▶ Problem to solve
Each line of the material must be returned exactly.

Dataset excerpts:
··········

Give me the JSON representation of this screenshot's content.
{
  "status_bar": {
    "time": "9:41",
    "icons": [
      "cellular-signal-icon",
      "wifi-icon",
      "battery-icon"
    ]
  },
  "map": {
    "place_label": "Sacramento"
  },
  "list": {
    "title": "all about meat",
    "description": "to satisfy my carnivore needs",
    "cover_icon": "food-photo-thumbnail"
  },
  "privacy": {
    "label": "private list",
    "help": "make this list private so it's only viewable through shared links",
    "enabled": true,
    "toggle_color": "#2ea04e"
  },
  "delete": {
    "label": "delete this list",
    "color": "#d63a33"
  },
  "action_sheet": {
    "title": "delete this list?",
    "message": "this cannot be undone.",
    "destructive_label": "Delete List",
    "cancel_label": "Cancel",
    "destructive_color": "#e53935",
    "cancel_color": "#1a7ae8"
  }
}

··········

▶ Solution to the exercise
Give me the JSON representation of this screenshot's content.
{
  "status_bar": {
    "time": "9:41",
    "icons": [
      "cellular-signal-icon",
      "wifi-icon",
      "battery-icon"
    ]
  },
  "map": {
    "place_label": "Sacramento"
  },
  "list": {
    "title": "all about meat",
    "description": "to satisfy my carnivore needs",
    "cover_icon": "food-photo-thumbnail"
  },
  "privacy": {
    "label": "private list",
    "help": "make this list private so it's only viewable through shared links",
    "enabled": true,
    "toggle_color": "#2ea04e"
  },
  "delete": {
    "label": "delete this list",
    "color": "#d63a33"
  },
  "action_sheet": {
    "title": "delete this list?",
    "message": "this cannot be undone.",
    "destructive_label": "Delete List",
    "cancel_label": "Cancel",
    "destructive_color": "#e53935",
    "cancel_color": "#1a7ae8"
  }
}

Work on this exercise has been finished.